ELENCO DEI COMPITI:
(1) Ricopia fedelmente il passo del brano su Ipazia, Artemisia Gentileschi e Simone Weil che va da "Sin da bambina, il" fino a "il realismo pittorico." compreso.
(2) Indica se ciascuna affermazione concorda con il brano su Ipazia, Artemisia Gentileschi e Simone Weil, rispondendo sì o no e citando le parole del brano che lo decidono: (a) Artemisia Gentileschi nacque a Roma; (b) di Ipazia ci sono pervenuti numerosi scritti; (c) Simone Weil era sorella di un matematico.
(3) Secondo il brano su Ipazia, Artemisia Gentileschi e Simone Weil, all'invenzione di quale strumento contribuì Ipazia?

== ESTRATTO DELLA FONTE

Io ti seguirò.Ovunque.
Saffo, “Raccoglimi”
Parliamo delle altre protagoniste dunque: Ipazia d’Alessandria
Ipazia è stata una scienziata e filosofa greca vissuta tra il 355 e il 415 d. C., che ha dato una spinta propulsiva agli studi scientifici dell’epoca e all’astronomia, contribuendo all’invenzione dell’astrolabio e al superamento della visione tolemaica. Pagana, uccisa da un gruppo di cristiani fanatici, è passata alla storia come una “martire della libertà di pensiero”.
Studiò fin da giovanissima nella enorme Biblioteca di Alessandria e fu a capo della Scuola Alessandrina. Donna di enorme cultura e fascino, di lei non sono rimasti scritti probabilmente a causa di uno dei tanti incendi che distrussero la biblioteca (400 a. C. circa). Nonostante l’assenza di suoi scritti, altri filosofi del tempo ne parlano come una delle menti più avanzate esistenti allora. Molti uomini prendevano insegnamenti da lei, ma questo non era accettato dalla società, quindi il suo essere donna di cultura e scienziata fu molto avversato all’epoca.
La scena ci conduce poi ad una grande pittrice del Seicento, Artemisia Gentileschi…
Artemisia è una grande artista che ha trovato in Caravaggio il maestro della luce e del chiaroscuro. Nata a Roma nel 1593, la Gentileschi è un’altra donna fuori dagli schemi e dalle regole, che ha scelto la potenza dell’arte e la libertà di pensiero al di sopra di tutto, anche a costo della vita stessa.
Sin da bambina, il suo sogno era sempre stato quello di diventare pittrice, e dovette sfidare le convenzioni sociali per farlo. Quando venne abusata dal pittore che era stato chiamato per farle da maestro di pittura in casa, subì addirittura un processo, e dipinse il suo capolavoro: Giuditta che decapita Oloferne (“Giuditta e Oloferne”).
A Roma aveva recepito gli stimoli dalla vibrante scena capitolina, e sempre in città conobbe la pittura del Caravaggio. Fu l’unica, tra tanti artisti uomini, ad essere in grado di tramandare lo spirito e la tecnica di Caravaggio. Figlia d’arte e donna, si fece strada in un mondo prettamente maschile e contribuì a diffondere la tecnica del chiaroscuro e il realismo pittorico.
Infine, Simone Weil…
La Weil fu una scrittrice, pensatrice, filosofa e poetessa di origine ebrea (Parigi 1909 – Inghilterra 1943).
Pensatrice profonda, colta e raffinata (sorella del matematico André Weil), ebbe varie esperienze politiche e si mise sempre dalla parte dei deboli, degli oppressi e dei discriminati.

====
== DATI FORNITI

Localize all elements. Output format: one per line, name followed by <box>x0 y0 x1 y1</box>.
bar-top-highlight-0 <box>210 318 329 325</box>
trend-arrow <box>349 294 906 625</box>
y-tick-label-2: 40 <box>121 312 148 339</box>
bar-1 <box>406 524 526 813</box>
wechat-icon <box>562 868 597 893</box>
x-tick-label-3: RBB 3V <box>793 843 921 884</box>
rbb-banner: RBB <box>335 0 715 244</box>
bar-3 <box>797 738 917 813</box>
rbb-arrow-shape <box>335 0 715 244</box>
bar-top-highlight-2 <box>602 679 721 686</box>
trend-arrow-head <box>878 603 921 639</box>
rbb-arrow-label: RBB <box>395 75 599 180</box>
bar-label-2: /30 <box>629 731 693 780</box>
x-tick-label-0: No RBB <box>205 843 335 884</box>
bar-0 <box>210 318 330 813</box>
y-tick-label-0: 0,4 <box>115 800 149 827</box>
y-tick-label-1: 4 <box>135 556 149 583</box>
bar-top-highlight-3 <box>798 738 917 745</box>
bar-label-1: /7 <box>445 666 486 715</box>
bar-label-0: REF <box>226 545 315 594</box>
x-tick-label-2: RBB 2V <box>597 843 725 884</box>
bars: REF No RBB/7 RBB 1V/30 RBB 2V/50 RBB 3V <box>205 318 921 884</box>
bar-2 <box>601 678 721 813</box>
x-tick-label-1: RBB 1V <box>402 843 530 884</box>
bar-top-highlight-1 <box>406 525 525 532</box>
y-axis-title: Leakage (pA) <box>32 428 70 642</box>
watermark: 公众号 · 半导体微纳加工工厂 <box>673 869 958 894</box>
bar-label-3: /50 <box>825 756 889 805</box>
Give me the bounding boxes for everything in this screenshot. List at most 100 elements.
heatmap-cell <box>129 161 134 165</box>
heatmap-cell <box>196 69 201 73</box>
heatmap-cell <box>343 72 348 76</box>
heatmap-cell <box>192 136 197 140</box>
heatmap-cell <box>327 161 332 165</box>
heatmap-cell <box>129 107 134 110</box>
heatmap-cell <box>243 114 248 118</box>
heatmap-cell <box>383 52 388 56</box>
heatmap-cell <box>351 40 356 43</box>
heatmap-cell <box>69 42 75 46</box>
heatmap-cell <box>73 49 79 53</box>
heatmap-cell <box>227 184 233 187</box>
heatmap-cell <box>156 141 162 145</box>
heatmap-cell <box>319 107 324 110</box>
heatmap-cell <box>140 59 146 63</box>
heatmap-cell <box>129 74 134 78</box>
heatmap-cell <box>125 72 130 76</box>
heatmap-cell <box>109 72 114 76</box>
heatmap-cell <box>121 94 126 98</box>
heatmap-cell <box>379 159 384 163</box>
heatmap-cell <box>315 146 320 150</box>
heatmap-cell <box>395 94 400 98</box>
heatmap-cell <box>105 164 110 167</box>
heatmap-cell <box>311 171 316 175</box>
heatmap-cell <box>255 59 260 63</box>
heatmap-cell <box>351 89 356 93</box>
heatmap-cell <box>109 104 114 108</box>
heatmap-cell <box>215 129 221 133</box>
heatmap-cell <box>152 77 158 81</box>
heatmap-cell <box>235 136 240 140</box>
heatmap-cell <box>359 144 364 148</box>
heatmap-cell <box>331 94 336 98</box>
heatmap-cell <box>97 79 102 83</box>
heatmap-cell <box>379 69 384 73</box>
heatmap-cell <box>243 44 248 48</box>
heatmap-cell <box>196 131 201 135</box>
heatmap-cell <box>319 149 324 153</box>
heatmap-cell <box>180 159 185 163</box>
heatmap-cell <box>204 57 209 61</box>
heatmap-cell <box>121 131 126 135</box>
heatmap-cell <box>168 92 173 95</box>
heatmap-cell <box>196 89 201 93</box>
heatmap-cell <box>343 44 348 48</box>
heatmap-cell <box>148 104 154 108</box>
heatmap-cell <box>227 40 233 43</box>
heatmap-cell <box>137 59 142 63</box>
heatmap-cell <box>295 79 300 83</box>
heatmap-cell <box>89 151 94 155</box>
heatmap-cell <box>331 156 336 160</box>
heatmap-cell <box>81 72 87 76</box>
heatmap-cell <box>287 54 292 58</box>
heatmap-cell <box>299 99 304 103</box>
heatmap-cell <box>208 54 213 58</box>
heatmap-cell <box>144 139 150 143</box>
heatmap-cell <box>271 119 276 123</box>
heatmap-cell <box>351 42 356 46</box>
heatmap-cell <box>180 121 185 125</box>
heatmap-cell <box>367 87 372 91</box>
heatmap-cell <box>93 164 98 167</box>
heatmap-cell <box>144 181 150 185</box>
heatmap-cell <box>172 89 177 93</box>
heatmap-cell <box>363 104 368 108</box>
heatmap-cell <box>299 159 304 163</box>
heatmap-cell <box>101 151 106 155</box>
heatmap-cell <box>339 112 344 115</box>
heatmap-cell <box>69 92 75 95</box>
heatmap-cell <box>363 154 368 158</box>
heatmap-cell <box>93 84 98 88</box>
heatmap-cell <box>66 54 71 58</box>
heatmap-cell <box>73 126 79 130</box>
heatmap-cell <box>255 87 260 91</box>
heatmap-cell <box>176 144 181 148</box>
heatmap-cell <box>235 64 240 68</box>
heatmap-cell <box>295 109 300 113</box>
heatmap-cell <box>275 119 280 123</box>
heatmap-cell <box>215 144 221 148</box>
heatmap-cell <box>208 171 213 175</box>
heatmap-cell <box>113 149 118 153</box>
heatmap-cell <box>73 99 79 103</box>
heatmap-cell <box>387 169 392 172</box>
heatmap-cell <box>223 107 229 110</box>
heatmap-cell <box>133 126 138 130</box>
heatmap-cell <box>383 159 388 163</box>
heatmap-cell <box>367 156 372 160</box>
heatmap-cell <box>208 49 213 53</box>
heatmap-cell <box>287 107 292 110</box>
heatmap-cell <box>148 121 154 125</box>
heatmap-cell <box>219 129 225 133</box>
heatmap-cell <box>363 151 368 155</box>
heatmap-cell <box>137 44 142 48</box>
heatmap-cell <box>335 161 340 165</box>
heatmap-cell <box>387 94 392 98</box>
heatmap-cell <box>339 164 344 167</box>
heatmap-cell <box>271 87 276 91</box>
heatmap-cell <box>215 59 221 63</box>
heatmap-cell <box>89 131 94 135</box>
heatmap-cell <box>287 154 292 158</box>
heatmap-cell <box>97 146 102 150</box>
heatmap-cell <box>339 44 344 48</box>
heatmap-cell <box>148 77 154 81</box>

====

RISPOSTE IN ORDINE:
(1)
Sin da bambina, il suo sogno era sempre stato quello di diventare pittrice, e dovette sfidare le convenzioni sociali per farlo. Quando venne abusata dal pittore che era stato chiamato per farle da maestro di pittura in casa, subì addirittura un processo, e dipinse il suo capolavoro: Giuditta che decapita Oloferne (“Giuditta e Oloferne”).
A Roma aveva recepito gli stimoli dalla vibrante scena capitolina, e sempre in città conobbe la pittura del Caravaggio. Fu l’unica, tra tanti artisti uomini, ad essere in grado di tramandare lo spirito e la tecnica di Caravaggio. Figlia d’arte e donna, si fece strada in un mondo prettamente maschile e contribuì a diffondere la tecnica del chiaroscuro e il realismo pittorico.

(2)
(a) Sì: "Nata a Roma nel 1593".
(b) No: "di lei non sono rimasti scritti".
(c) Sì: "sorella del matematico André Weil".

(3) All'invenzione dell'astrolabio.